### Task instructions:
Take the entries below and reproduce them word for word.

### Data listing:
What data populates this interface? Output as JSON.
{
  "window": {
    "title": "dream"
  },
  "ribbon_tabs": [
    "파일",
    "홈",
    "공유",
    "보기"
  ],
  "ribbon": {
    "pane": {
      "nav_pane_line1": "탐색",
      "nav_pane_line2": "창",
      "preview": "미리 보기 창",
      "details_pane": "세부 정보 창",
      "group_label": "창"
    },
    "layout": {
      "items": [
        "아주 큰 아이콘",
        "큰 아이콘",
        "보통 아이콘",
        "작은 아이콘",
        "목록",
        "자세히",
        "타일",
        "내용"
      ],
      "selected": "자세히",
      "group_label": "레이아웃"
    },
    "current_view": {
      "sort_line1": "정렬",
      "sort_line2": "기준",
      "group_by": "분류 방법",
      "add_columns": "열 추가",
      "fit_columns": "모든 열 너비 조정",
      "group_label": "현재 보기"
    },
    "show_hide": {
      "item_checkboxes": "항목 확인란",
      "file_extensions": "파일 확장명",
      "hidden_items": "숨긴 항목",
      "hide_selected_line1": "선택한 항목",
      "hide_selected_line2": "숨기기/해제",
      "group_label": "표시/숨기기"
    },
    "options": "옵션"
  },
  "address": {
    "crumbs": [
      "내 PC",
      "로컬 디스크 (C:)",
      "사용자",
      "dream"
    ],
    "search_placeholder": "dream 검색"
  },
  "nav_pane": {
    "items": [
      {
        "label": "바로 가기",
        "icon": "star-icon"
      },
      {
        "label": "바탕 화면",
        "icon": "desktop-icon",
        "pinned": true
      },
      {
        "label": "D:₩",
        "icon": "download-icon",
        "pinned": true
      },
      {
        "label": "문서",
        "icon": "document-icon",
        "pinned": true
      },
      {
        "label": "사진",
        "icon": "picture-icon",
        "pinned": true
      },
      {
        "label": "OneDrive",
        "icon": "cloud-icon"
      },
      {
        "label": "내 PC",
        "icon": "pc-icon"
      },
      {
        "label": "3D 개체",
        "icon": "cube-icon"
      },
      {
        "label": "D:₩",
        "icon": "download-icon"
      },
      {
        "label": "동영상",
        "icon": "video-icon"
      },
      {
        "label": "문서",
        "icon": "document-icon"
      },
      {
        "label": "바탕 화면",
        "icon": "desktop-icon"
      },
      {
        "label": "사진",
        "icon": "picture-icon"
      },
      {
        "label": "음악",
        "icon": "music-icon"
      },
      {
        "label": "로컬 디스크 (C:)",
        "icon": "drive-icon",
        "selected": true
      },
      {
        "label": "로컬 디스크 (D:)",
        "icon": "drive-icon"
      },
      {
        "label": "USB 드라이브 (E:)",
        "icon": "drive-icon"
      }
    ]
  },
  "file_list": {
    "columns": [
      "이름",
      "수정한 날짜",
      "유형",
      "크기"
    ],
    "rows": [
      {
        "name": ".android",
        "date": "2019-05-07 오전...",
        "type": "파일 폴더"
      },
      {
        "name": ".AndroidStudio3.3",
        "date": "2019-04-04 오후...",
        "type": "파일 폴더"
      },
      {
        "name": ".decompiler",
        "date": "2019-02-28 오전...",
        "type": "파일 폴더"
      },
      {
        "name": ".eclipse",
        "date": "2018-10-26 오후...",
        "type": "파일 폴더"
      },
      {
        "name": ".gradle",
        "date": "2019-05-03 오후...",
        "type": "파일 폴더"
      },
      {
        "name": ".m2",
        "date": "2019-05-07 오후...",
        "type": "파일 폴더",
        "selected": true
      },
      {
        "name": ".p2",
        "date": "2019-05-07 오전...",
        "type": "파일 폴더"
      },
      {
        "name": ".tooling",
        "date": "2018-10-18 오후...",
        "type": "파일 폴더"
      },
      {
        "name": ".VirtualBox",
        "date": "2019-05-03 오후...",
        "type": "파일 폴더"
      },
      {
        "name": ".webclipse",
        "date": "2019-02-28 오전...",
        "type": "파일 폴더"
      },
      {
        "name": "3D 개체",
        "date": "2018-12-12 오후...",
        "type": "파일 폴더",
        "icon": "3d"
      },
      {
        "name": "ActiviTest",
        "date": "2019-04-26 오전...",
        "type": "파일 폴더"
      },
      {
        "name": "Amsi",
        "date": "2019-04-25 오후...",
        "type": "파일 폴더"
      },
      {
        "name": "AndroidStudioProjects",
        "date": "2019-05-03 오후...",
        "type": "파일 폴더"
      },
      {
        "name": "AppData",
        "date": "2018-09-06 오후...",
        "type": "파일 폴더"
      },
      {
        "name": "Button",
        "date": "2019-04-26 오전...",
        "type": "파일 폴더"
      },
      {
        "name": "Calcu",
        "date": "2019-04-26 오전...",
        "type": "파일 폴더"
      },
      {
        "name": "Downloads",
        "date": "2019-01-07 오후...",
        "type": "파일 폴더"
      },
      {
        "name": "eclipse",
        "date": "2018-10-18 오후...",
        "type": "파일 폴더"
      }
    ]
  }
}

### Correct answer:
What data populates this interface? Output as JSON.
{
  "window": {
    "title": "dream"
  },
  "ribbon_tabs": [
    "파일",
    "홈",
    "공유",
    "보기"
  ],
  "ribbon": {
    "pane": {
      "nav_pane_line1": "탐색",
      "nav_pane_line2": "창",
      "preview": "미리 보기 창",
      "details_pane": "세부 정보 창",
      "group_label": "창"
    },
    "layout": {
      "items": [
        "아주 큰 아이콘",
        "큰 아이콘",
        "보통 아이콘",
        "작은 아이콘",
        "목록",
        "자세히",
        "타일",
        "내용"
      ],
      "selected": "자세히",
      "group_label": "레이아웃"
    },
    "current_view": {
      "sort_line1": "정렬",
      "sort_line2": "기준",
      "group_by": "분류 방법",
      "add_columns": "열 추가",
      "fit_columns": "모든 열 너비 조정",
      "group_label": "현재 보기"
    },
    "show_hide": {
      "item_checkboxes": "항목 확인란",
      "file_extensions": "파일 확장명",
      "hidden_items": "숨긴 항목",
      "hide_selected_line1": "선택한 항목",
      "hide_selected_line2": "숨기기/해제",
      "group_label": "표시/숨기기"
    },
    "options": "옵션"
  },
  "address": {
    "crumbs": [
      "내 PC",
      "로컬 디스크 (C:)",
      "사용자",
      "dream"
    ],
    "search_placeholder": "dream 검색"
  },
  "nav_pane": {
    "items": [
      {
        "label": "바로 가기",
        "icon": "star-icon"
      },
      {
        "label": "바탕 화면",
        "icon": "desktop-icon",
        "pinned": true
      },
      {
        "label": "D:₩",
        "icon": "download-icon",
        "pinned": true
      },
      {
        "label": "문서",
        "icon": "document-icon",
        "pinned": true
      },
      {
        "label": "사진",
        "icon": "picture-icon",
        "pinned": true
      },
      {
        "label": "OneDrive",
        "icon": "cloud-icon"
      },
      {
        "label": "내 PC",
        "icon": "pc-icon"
      },
      {
        "label": "3D 개체",
        "icon": "cube-icon"
      },
      {
        "label": "D:₩",
        "icon": "download-icon"
      },
      {
        "label": "동영상",
        "icon": "video-icon"
      },
      {
        "label": "문서",
        "icon": "document-icon"
      },
      {
        "label": "바탕 화면",
        "icon": "desktop-icon"
      },
      {
        "label": "사진",
        "icon": "picture-icon"
      },
      {
        "label": "음악",
        "icon": "music-icon"
      },
      {
        "label": "로컬 디스크 (C:)",
        "icon": "drive-icon",
        "selected": true
      },
      {
        "label": "로컬 디스크 (D:)",
        "icon": "drive-icon"
      },
      {
        "label": "USB 드라이브 (E:)",
        "icon": "drive-icon"
      }
    ]
  },
  "file_list": {
    "columns": [
      "이름",
      "수정한 날짜",
      "유형",
      "크기"
    ],
    "rows": [
      {
        "name": ".android",
        "date": "2019-05-07 오전...",
        "type": "파일 폴더"
      },
      {
        "name": ".AndroidStudio3.3",
        "date": "2019-04-04 오후...",
        "type": "파일 폴더"
      },
      {
        "name": ".decompiler",
        "date": "2019-02-28 오전...",
        "type": "파일 폴더"
      },
      {
        "name": ".eclipse",
        "date": "2018-10-26 오후...",
        "type": "파일 폴더"
      },
      {
        "name": ".gradle",
        "date": "2019-05-03 오후...",
        "type": "파일 폴더"
      },
      {
        "name": ".m2",
        "date": "2019-05-07 오후...",
        "type": "파일 폴더",
        "selected": true
      },
      {
        "name": ".p2",
        "date": "2019-05-07 오전...",
        "type": "파일 폴더"
      },
      {
        "name": ".tooling",
        "date": "2018-10-18 오후...",
        "type": "파일 폴더"
      },
      {
        "name": ".VirtualBox",
        "date": "2019-05-03 오후...",
        "type": "파일 폴더"
      },
      {
        "name": ".webclipse",
        "date": "2019-02-28 오전...",
        "type": "파일 폴더"
      },
      {
        "name": "3D 개체",
        "date": "2018-12-12 오후...",
        "type": "파일 폴더",
        "icon": "3d"
      },
      {
        "name": "ActiviTest",
        "date": "2019-04-26 오전...",
        "type": "파일 폴더"
      },
      {
        "name": "Amsi",
        "date": "2019-04-25 오후...",
        "type": "파일 폴더"
      },
      {
        "name": "AndroidStudioProjects",
        "date": "2019-05-03 오후...",
        "type": "파일 폴더"
      },
      {
        "name": "AppData",
        "date": "2018-09-06 오후...",
        "type": "파일 폴더"
      },
      {
        "name": "Button",
        "date": "2019-04-26 오전...",
        "type": "파일 폴더"
      },
      {
        "name": "Calcu",
        "date": "2019-04-26 오전...",
        "type": "파일 폴더"
      },
      {
        "name": "Downloads",
        "date": "2019-01-07 오후...",
        "type": "파일 폴더"
      },
      {
        "name": "eclipse",
        "date": "2018-10-18 오후...",
        "type": "파일 폴더"
      }
    ]
  }
}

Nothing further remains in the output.